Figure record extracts
- - - -

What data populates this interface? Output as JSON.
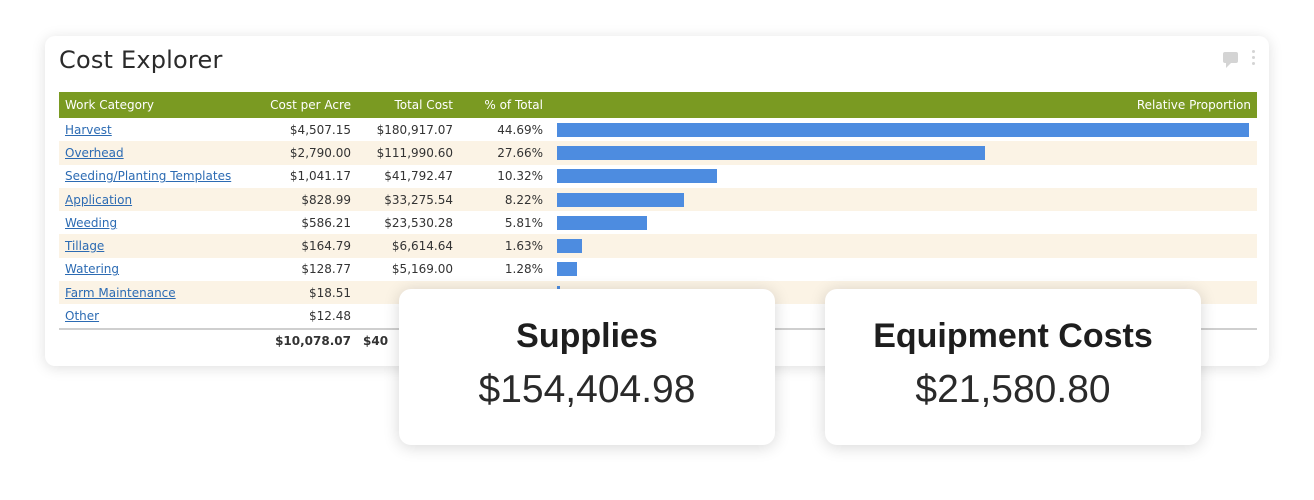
{
  "card": {
    "title": "Cost Explorer",
    "icons": [
      "comment-icon",
      "kebab-menu-icon"
    ]
  },
  "table": {
    "columns": [
      "Work Category",
      "Cost per Acre",
      "Total Cost",
      "% of Total",
      "Relative Proportion"
    ],
    "rows": [
      {
        "category": "Harvest",
        "cost_per_acre": "$4,507.15",
        "total_cost": "$180,917.07",
        "pct": "44.69%",
        "proportion": 44.69
      },
      {
        "category": "Overhead",
        "cost_per_acre": "$2,790.00",
        "total_cost": "$111,990.60",
        "pct": "27.66%",
        "proportion": 27.66
      },
      {
        "category": "Seeding/Planting Templates",
        "cost_per_acre": "$1,041.17",
        "total_cost": "$41,792.47",
        "pct": "10.32%",
        "proportion": 10.32
      },
      {
        "category": "Application",
        "cost_per_acre": "$828.99",
        "total_cost": "$33,275.54",
        "pct": "8.22%",
        "proportion": 8.22
      },
      {
        "category": "Weeding",
        "cost_per_acre": "$586.21",
        "total_cost": "$23,530.28",
        "pct": "5.81%",
        "proportion": 5.81
      },
      {
        "category": "Tillage",
        "cost_per_acre": "$164.79",
        "total_cost": "$6,614.64",
        "pct": "1.63%",
        "proportion": 1.63
      },
      {
        "category": "Watering",
        "cost_per_acre": "$128.77",
        "total_cost": "$5,169.00",
        "pct": "1.28%",
        "proportion": 1.28
      },
      {
        "category": "Farm Maintenance",
        "cost_per_acre": "$18.51",
        "total_cost": "",
        "pct": "",
        "proportion": 0.2
      },
      {
        "category": "Other",
        "cost_per_acre": "$12.48",
        "total_cost": "",
        "pct": "",
        "proportion": 0
      }
    ],
    "footer": {
      "cost_per_acre": "$10,078.07",
      "total_cost": "$40"
    }
  },
  "stats": [
    {
      "label": "Supplies",
      "value": "$154,404.98"
    },
    {
      "label": "Equipment Costs",
      "value": "$21,580.80"
    }
  ],
  "colors": {
    "header": "#7a9a22",
    "bar": "#4d8ce0",
    "row_alt": "#fbf3e5",
    "link": "#2c6bb3"
  }
}
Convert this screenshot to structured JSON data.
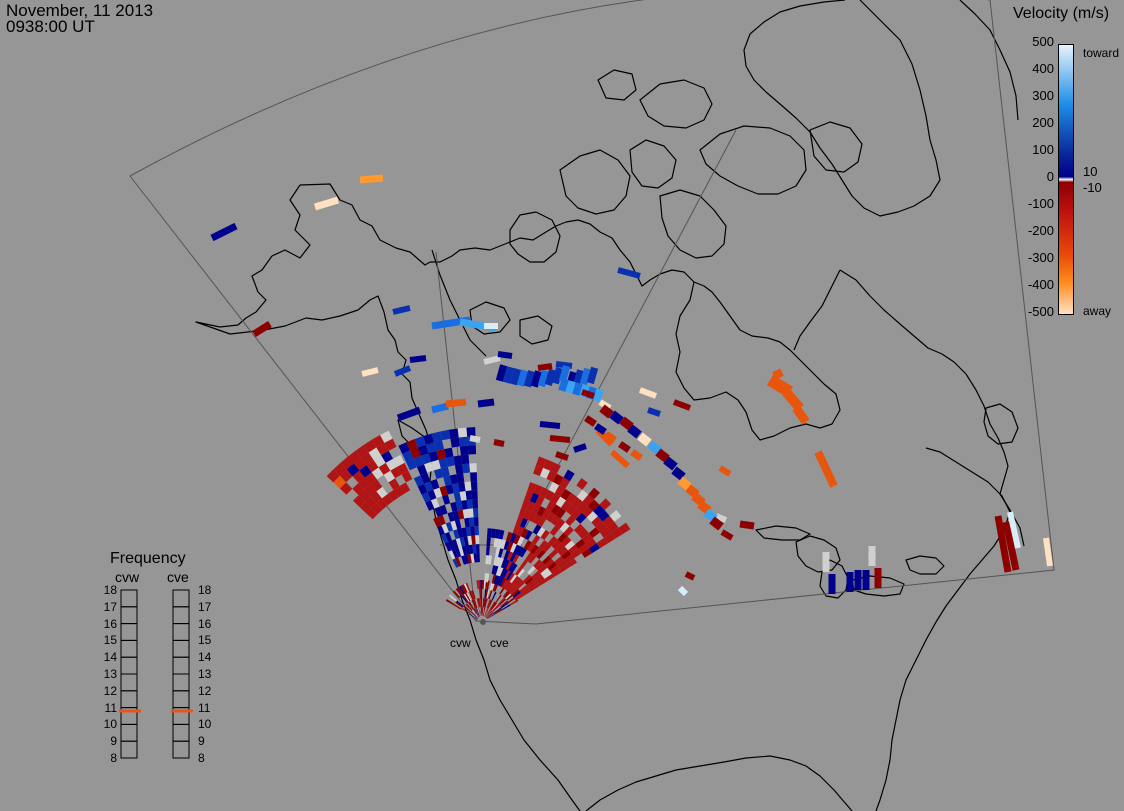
{
  "header": {
    "date": "November, 11 2013",
    "time": "0938:00 UT"
  },
  "colorbar": {
    "title": "Velocity (m/s)",
    "ticks": [
      "500",
      "400",
      "300",
      "200",
      "100",
      "10",
      "0",
      "-10",
      "-100",
      "-200",
      "-300",
      "-400",
      "-500"
    ],
    "toward_label": "toward",
    "away_label": "away",
    "colors": [
      "#e6f3fc",
      "#1f8ee6",
      "#0a2a9a",
      "#00008c",
      "#ffffff",
      "#8c0000",
      "#c01010",
      "#e84a0a",
      "#ff8a1a",
      "#ffe2c2"
    ]
  },
  "frequency": {
    "title": "Frequency",
    "radars": [
      {
        "name": "cvw",
        "freq_mhz": 10.8
      },
      {
        "name": "cve",
        "freq_mhz": 10.8
      }
    ],
    "scale": [
      "18",
      "17",
      "16",
      "15",
      "14",
      "13",
      "12",
      "11",
      "10",
      "9",
      "8"
    ],
    "marker_color": "#e8541c"
  },
  "sites": [
    {
      "label": "cvw"
    },
    {
      "label": "cve"
    }
  ],
  "map_colors": {
    "background": "#969696",
    "land_outline": "#000000",
    "fov_outline": "#505050"
  }
}
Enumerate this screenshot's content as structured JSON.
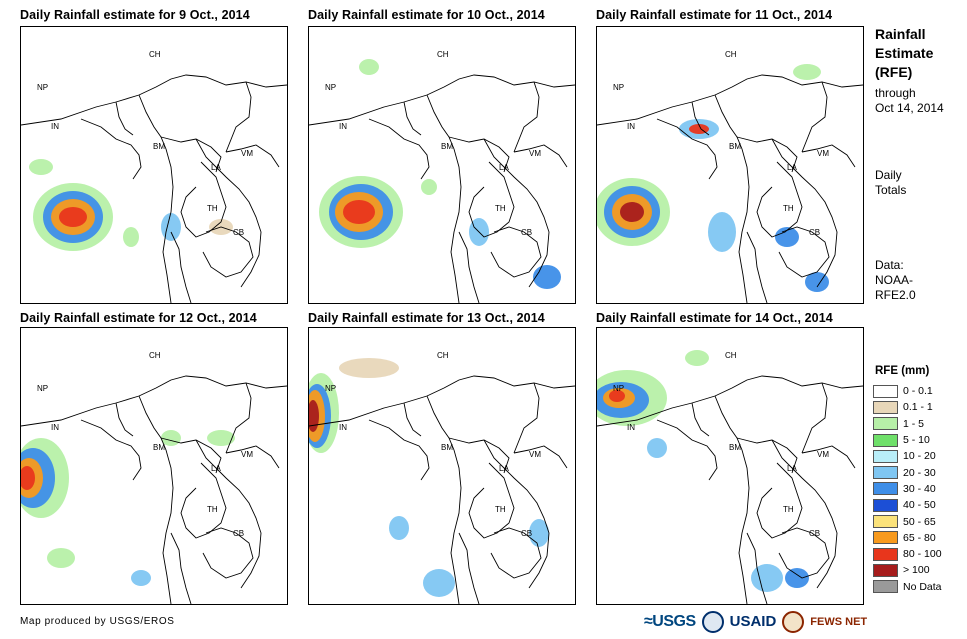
{
  "panels": [
    {
      "title": "Daily Rainfall estimate for 9 Oct., 2014"
    },
    {
      "title": "Daily Rainfall estimate for 10 Oct., 2014"
    },
    {
      "title": "Daily Rainfall estimate for 11 Oct., 2014"
    },
    {
      "title": "Daily Rainfall estimate for 12 Oct., 2014"
    },
    {
      "title": "Daily Rainfall estimate for 13 Oct., 2014"
    },
    {
      "title": "Daily Rainfall estimate for 14 Oct., 2014"
    }
  ],
  "country_labels": [
    "CH",
    "NP",
    "IN",
    "BM",
    "VM",
    "LA",
    "TH",
    "CB"
  ],
  "right_text": {
    "title_line1": "Rainfall",
    "title_line2": "Estimate",
    "title_line3": "(RFE)",
    "through_line1": "through",
    "through_line2": "Oct 14, 2014",
    "daily_line1": "Daily",
    "daily_line2": "Totals",
    "data_line1": "Data:",
    "data_line2": "NOAA-",
    "data_line3": "RFE2.0"
  },
  "legend": {
    "title": "RFE (mm)",
    "items": [
      {
        "label": "0 - 0.1",
        "color": "#ffffff"
      },
      {
        "label": "0.1 - 1",
        "color": "#e8d7b9"
      },
      {
        "label": "1 - 5",
        "color": "#b7f0a8"
      },
      {
        "label": "5 - 10",
        "color": "#6fe06a"
      },
      {
        "label": "10 - 20",
        "color": "#b9eef9"
      },
      {
        "label": "20 - 30",
        "color": "#7fc6f2"
      },
      {
        "label": "30 - 40",
        "color": "#3e8ee8"
      },
      {
        "label": "40 - 50",
        "color": "#1c4fd6"
      },
      {
        "label": "50 - 65",
        "color": "#fbe27a"
      },
      {
        "label": "65 - 80",
        "color": "#f89a1e"
      },
      {
        "label": "80 - 100",
        "color": "#e8361c"
      },
      {
        "label": "> 100",
        "color": "#a61c1c"
      },
      {
        "label": "No Data",
        "color": "#9a9a9a"
      }
    ]
  },
  "footer": {
    "credit": "Map produced by USGS/EROS"
  },
  "logos": {
    "usgs": "≈USGS",
    "usaid": "USAID",
    "fews": "FEWS NET"
  }
}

- - - -

» **Problem to work on**:
All lines in the data that contain the word "screenshot" should be copied.

» **Completed exercise**:
Convert this screenshot to structured JSON data.
Enumerate this screenshot's content as structured JSON.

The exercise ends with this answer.